Short exercise ->
Read through the data and report every line in which the word "team" occurs.

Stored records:
━━━━━━━━━━━━━━━━

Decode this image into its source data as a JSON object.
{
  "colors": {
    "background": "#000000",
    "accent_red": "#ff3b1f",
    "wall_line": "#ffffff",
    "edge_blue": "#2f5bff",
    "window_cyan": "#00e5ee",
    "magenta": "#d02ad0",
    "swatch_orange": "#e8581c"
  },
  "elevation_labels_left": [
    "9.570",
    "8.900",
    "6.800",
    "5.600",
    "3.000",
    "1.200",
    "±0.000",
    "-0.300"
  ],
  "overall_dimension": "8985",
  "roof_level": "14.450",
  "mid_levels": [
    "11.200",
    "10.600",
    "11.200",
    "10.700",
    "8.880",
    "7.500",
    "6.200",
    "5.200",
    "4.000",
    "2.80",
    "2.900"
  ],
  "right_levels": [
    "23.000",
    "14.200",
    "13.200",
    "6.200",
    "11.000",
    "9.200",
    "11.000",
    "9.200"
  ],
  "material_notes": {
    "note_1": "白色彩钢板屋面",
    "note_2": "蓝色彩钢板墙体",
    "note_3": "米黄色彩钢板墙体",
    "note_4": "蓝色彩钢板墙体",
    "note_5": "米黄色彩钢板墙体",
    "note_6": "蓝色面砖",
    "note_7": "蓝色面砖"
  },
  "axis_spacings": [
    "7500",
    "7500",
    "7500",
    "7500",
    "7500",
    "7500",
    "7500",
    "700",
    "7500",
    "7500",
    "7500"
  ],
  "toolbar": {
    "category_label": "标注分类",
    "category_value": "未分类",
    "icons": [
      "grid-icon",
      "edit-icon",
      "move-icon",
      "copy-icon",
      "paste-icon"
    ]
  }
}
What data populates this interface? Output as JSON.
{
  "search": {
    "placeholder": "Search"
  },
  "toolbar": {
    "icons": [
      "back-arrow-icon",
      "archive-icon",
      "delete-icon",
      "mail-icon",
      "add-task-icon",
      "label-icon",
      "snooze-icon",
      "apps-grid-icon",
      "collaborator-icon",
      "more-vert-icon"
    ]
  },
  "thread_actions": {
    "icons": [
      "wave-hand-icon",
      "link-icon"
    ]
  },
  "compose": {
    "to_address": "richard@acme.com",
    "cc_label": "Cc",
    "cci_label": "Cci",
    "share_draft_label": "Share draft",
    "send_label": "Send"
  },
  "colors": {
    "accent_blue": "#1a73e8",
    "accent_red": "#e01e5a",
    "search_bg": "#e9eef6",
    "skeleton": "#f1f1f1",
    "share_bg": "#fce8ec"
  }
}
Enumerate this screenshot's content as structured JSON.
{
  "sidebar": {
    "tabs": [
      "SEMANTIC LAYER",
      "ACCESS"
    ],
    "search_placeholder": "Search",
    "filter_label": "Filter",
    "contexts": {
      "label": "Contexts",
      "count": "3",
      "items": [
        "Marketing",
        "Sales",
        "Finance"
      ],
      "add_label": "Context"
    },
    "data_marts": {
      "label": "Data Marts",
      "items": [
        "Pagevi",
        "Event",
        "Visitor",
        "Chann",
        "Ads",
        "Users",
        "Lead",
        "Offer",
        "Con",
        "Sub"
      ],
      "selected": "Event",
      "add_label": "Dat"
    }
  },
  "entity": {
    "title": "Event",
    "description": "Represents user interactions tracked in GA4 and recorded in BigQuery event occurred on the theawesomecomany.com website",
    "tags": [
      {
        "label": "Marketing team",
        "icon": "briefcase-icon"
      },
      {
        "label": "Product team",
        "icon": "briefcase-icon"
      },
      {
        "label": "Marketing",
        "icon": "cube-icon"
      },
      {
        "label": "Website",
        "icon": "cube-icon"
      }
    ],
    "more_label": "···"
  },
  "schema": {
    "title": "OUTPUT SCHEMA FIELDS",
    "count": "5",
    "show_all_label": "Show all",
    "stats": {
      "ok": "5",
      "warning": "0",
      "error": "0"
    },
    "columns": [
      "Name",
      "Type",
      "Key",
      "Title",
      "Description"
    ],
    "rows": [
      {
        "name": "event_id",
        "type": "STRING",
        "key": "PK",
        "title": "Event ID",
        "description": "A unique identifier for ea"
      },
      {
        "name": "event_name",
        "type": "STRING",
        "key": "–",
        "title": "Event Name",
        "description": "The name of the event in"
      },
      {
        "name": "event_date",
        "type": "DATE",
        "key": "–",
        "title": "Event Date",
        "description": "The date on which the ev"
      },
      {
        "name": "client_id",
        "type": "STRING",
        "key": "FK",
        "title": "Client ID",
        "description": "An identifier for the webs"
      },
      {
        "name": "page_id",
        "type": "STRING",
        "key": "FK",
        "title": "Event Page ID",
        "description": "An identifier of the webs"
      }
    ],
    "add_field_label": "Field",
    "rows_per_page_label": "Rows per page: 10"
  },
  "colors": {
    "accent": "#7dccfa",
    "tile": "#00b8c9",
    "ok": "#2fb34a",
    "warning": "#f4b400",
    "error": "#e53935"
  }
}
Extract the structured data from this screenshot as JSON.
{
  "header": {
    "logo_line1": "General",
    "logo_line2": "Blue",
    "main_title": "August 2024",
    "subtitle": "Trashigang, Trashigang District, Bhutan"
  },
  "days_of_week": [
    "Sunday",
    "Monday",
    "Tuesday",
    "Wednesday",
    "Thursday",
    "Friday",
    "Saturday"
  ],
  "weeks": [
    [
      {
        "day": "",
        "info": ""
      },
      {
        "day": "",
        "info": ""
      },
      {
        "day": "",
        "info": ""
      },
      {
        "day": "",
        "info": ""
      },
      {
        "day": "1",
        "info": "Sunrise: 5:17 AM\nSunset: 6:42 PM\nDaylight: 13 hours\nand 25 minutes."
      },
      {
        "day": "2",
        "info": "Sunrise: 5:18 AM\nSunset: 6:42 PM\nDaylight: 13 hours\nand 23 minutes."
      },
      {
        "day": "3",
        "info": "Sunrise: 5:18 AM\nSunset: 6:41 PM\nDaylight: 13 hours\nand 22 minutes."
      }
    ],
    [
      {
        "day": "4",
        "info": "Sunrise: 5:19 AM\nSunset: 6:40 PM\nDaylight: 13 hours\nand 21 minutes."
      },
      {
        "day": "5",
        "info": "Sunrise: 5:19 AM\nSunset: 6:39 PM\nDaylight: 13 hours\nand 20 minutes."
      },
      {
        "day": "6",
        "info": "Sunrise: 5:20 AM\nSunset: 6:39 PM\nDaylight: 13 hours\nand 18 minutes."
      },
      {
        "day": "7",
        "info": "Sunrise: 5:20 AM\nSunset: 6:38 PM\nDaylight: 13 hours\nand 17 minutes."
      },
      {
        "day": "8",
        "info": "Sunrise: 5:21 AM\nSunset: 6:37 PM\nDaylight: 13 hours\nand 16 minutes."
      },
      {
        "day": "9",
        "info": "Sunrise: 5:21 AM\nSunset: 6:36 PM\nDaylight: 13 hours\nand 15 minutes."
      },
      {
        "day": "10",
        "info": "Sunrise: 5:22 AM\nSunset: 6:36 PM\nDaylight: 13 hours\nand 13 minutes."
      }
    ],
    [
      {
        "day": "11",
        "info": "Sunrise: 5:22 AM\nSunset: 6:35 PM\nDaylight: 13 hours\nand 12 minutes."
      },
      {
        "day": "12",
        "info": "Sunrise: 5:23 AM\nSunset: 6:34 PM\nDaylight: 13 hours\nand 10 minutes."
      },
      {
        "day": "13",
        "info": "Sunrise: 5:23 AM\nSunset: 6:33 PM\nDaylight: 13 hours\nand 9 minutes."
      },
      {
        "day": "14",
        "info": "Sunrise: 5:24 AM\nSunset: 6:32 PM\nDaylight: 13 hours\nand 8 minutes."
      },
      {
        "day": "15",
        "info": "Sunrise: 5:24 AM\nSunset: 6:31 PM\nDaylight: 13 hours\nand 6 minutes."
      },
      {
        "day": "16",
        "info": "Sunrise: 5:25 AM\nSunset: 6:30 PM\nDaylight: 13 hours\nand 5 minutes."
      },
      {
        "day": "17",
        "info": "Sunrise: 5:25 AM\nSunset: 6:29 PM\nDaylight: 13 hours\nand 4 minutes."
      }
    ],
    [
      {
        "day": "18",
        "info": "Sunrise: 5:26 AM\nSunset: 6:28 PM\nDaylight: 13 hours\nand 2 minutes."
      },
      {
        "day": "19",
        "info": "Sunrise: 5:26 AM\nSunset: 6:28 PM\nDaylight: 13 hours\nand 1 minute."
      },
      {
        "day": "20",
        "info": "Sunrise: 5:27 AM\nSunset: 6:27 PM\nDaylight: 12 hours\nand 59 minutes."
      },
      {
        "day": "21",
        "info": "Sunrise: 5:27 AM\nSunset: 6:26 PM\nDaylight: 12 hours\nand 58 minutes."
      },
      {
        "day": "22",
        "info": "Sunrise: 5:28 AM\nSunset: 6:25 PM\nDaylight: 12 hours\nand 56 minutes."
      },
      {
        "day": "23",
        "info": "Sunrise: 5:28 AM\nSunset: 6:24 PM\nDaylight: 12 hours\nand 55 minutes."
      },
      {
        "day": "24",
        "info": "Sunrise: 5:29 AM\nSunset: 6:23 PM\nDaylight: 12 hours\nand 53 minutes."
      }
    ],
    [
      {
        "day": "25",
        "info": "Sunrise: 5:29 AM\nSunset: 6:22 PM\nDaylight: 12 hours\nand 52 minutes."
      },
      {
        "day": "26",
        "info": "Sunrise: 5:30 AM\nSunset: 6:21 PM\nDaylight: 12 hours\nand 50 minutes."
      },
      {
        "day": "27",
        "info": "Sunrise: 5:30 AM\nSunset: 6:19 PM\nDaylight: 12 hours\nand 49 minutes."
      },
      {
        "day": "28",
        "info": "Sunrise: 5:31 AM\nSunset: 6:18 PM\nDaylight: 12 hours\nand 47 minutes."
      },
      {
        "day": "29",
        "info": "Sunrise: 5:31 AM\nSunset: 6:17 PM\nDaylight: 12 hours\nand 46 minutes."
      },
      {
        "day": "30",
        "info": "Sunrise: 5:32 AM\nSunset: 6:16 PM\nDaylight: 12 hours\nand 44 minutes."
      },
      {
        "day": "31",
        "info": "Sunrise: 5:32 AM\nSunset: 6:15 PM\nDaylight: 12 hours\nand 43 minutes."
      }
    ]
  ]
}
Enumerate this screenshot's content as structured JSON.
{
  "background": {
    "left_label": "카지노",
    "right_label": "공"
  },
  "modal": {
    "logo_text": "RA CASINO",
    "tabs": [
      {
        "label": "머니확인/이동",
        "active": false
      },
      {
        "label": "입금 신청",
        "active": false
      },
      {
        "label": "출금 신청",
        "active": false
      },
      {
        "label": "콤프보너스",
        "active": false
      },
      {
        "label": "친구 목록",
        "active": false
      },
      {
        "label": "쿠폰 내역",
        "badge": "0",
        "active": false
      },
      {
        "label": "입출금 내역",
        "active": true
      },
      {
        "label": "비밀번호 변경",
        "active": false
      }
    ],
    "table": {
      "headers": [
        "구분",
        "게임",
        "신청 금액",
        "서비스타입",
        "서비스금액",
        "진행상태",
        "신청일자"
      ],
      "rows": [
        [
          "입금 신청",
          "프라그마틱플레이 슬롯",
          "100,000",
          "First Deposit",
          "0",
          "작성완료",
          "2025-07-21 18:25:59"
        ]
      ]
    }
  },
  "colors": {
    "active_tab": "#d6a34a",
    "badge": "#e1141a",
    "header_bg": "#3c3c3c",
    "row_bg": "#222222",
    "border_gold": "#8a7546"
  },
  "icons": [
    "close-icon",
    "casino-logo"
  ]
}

━━━━━━━━━━━━━━━━

Task response ->
        "label": "Marketing team",
        "label": "Product team",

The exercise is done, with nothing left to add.